What the task asks => Determine the number of lines that have the string "войны" in them, and give only that number.

Material for the task =>
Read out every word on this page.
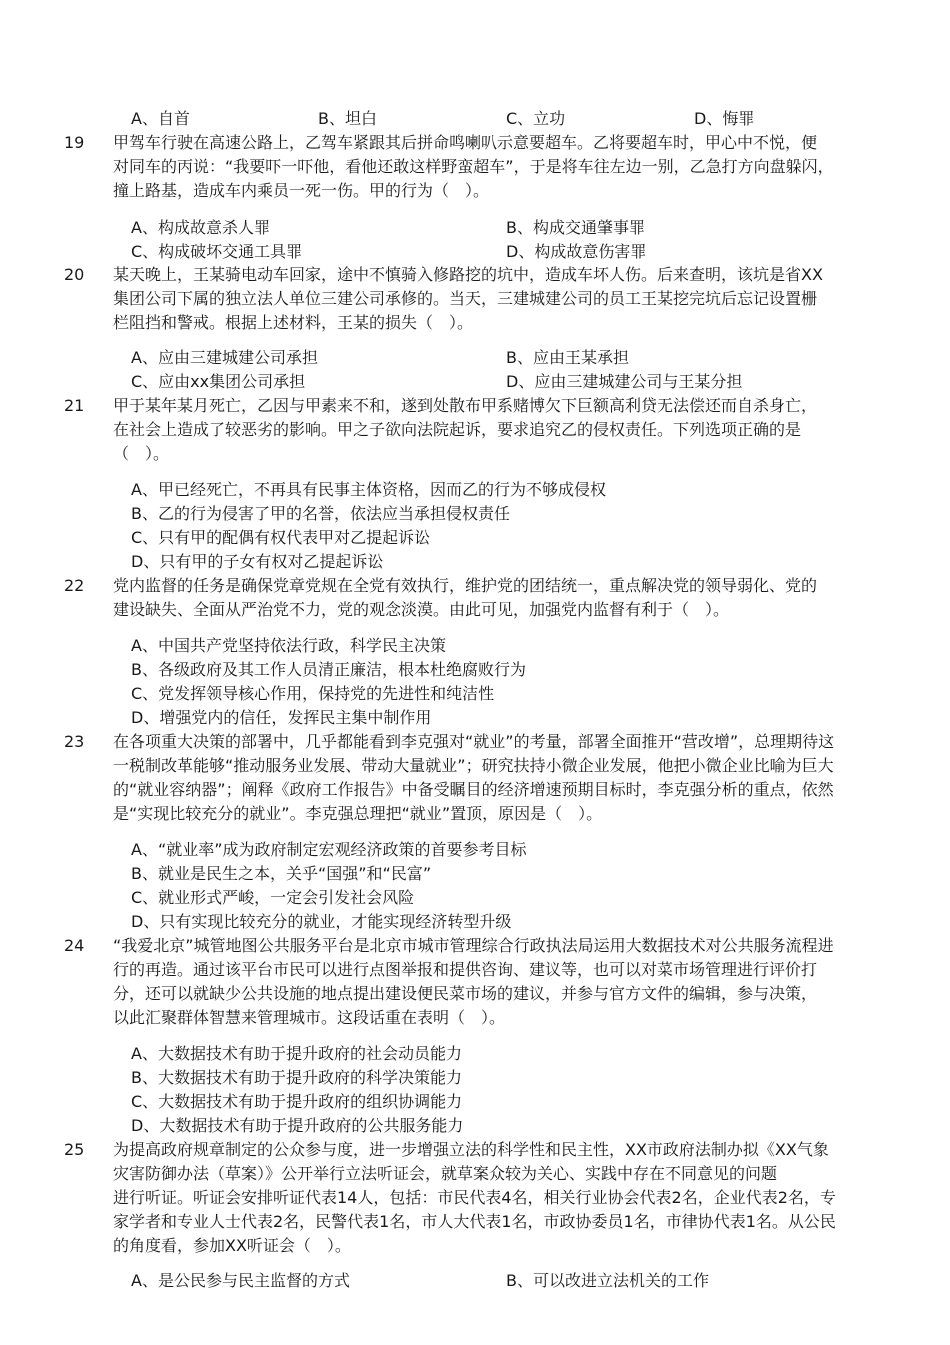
A、自首	B、坦白	C、立功	D、悔罪
19 甲驾车行驶在高速公路上，乙驾车紧跟其后拼命鸣喇叭示意要超车。乙将要超车时，甲心中不悦，便
对同车的丙说：“我要吓一吓他，看他还敢这样野蛮超车”，于是将车往左边一别，乙急打方向盘躲闪，
撞上路基，造成车内乘员一死一伤。甲的行为（　）。
A、构成故意杀人罪	B、构成交通肇事罪
C、构成破坏交通工具罪	D、构成故意伤害罪
20 某天晚上，王某骑电动车回家，途中不慎骑入修路挖的坑中，造成车坏人伤。后来查明，该坑是省XX
集团公司下属的独立法人单位三建公司承修的。当天，三建城建公司的员工王某挖完坑后忘记设置栅
栏阻挡和警戒。根据上述材料，王某的损失（　）。
A、应由三建城建公司承担	B、应由王某承担
C、应由xx集团公司承担	D、应由三建城建公司与王某分担
21 甲于某年某月死亡，乙因与甲素来不和，遂到处散布甲系赌博欠下巨额高利贷无法偿还而自杀身亡，
在社会上造成了较恶劣的影响。甲之子欲向法院起诉，要求追究乙的侵权责任。下列选项正确的是
（　）。
A、甲已经死亡，不再具有民事主体资格，因而乙的行为不够成侵权
B、乙的行为侵害了甲的名誉，依法应当承担侵权责任
C、只有甲的配偶有权代表甲对乙提起诉讼
D、只有甲的子女有权对乙提起诉讼
22 党内监督的任务是确保党章党规在全党有效执行，维护党的团结统一，重点解决党的领导弱化、党的
建设缺失、全面从严治党不力，党的观念淡漠。由此可见，加强党内监督有利于（　）。
A、中国共产党坚持依法行政，科学民主决策
B、各级政府及其工作人员清正廉洁，根本杜绝腐败行为
C、党发挥领导核心作用，保持党的先进性和纯洁性
D、增强党内的信任，发挥民主集中制作用
23 在各项重大决策的部署中，几乎都能看到李克强对“就业”的考量，部署全面推开“营改增”，总理期待这
一税制改革能够“推动服务业发展、带动大量就业”；研究扶持小微企业发展，他把小微企业比喻为巨大
的“就业容纳器”；阐释《政府工作报告》中备受瞩目的经济增速预期目标时，李克强分析的重点，依然
是“实现比较充分的就业”。李克强总理把“就业”置顶，原因是（　）。
A、“就业率”成为政府制定宏观经济政策的首要参考目标
B、就业是民生之本，关乎“国强”和“民富”
C、就业形式严峻，一定会引发社会风险
D、只有实现比较充分的就业，才能实现经济转型升级
24 “我爱北京”城管地图公共服务平台是北京市城市管理综合行政执法局运用大数据技术对公共服务流程进
行的再造。通过该平台市民可以进行点图举报和提供咨询、建议等，也可以对菜市场管理进行评价打
分，还可以就缺少公共设施的地点提出建设便民菜市场的建议，并参与官方文件的编辑，参与决策，
以此汇聚群体智慧来管理城市。这段话重在表明（　）。
A、大数据技术有助于提升政府的社会动员能力
B、大数据技术有助于提升政府的科学决策能力
C、大数据技术有助于提升政府的组织协调能力
D、大数据技术有助于提升政府的公共服务能力
25 为提高政府规章制定的公众参与度，进一步增强立法的科学性和民主性，XX市政府法制办拟《XX气象
灾害防御办法（草案）》公开举行立法听证会，就草案众较为关心、实践中存在不同意见的问题
进行听证。听证会安排听证代表14人，包括：市民代表4名，相关行业协会代表2名，企业代表2名，专
家学者和专业人士代表2名，民警代表1名，市人大代表1名，市政协委员1名，市律协代表1名。从公民
的角度看，参加XX听证会（　）。
A、是公民参与民主监督的方式	B、可以改进立法机关的工作
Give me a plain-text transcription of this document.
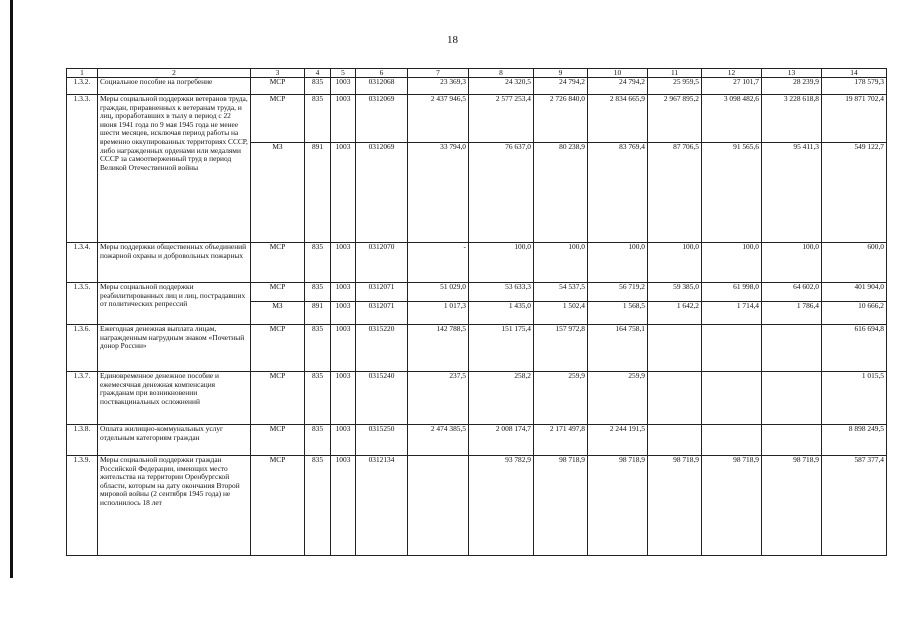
18
1	2	3	4	5	6	7	8	9	10	11	12	13	14
1.3.2.	Социальное пособие на погребение	МСР	835	1003	0312068	23 369,3	24 320,5	24 794,2	24 794,2	25 959,5	27 101,7	28 239,9	178 579,3
1.3.3.	Меры социальной поддержки ветеранов труда, граждан, приравненных к ветеранам труда, и лиц, проработавших в тылу в период с 22 июня 1941 года по 9 мая 1945 года не менее шести месяцев, исключая период работы на временно оккупированных территориях СССР, либо награжденных орденами или медалями СССР за самоотверженный труд в период Великой Отечественной войны	МСР	835	1003	0312069	2 437 946,5	2 577 253,4	2 726 840,0	2 834 665,9	2 967 895,2	3 098 482,6	3 228 618,8	19 871 702,4
		МЗ	891	1003	0312069	33 794,0	76 637,0	80 238,9	83 769,4	87 706,5	91 565,6	95 411,3	549 122,7
1.3.4.	Меры поддержки общественных объединений пожарной охраны и добровольных пожарных	МСР	835	1003	0312070	-	100,0	100,0	100,0	100,0	100,0	100,0	600,0
1.3.5.	Меры социальной поддержки реабилитированных лиц и лиц, пострадавших от политических репрессий	МСР	835	1003	0312071	51 029,0	53 633,3	54 537,5	56 719,2	59 385,0	61 998,0	64 602,0	401 904,0
		МЗ	891	1003	0312071	1 017,3	1 435,0	1 502,4	1 568,5	1 642,2	1 714,4	1 786,4	10 666,2
1.3.6.	Ежегодная денежная выплата лицам, награжденным нагрудным знаком «Почетный донор России»	МСР	835	1003	0315220	142 788,5	151 175,4	157 972,8	164 758,1				616 694,8
1.3.7.	Единовременное денежное пособие и ежемесячная денежная компенсация гражданам при возникновении поствакцинальных осложнений	МСР	835	1003	0315240	237,5	258,2	259,9	259,9				1 015,5
1.3.8.	Оплата жилищно-коммунальных услуг отдельным категориям граждан	МСР	835	1003	0315250	2 474 385,5	2 008 174,7	2 171 497,8	2 244 191,5				8 898 249,5
1.3.9.	Меры социальной поддержки граждан Российской Федерации, имеющих место жительства на территории Оренбургской области, которым на дату окончания Второй мировой войны (2 сентября 1945 года) не исполнилось 18 лет	МСР	835	1003	0312134		93 782,9	98 718,9	98 718,9	98 718,9	98 718,9	98 718,9	587 377,4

Response to this task => 2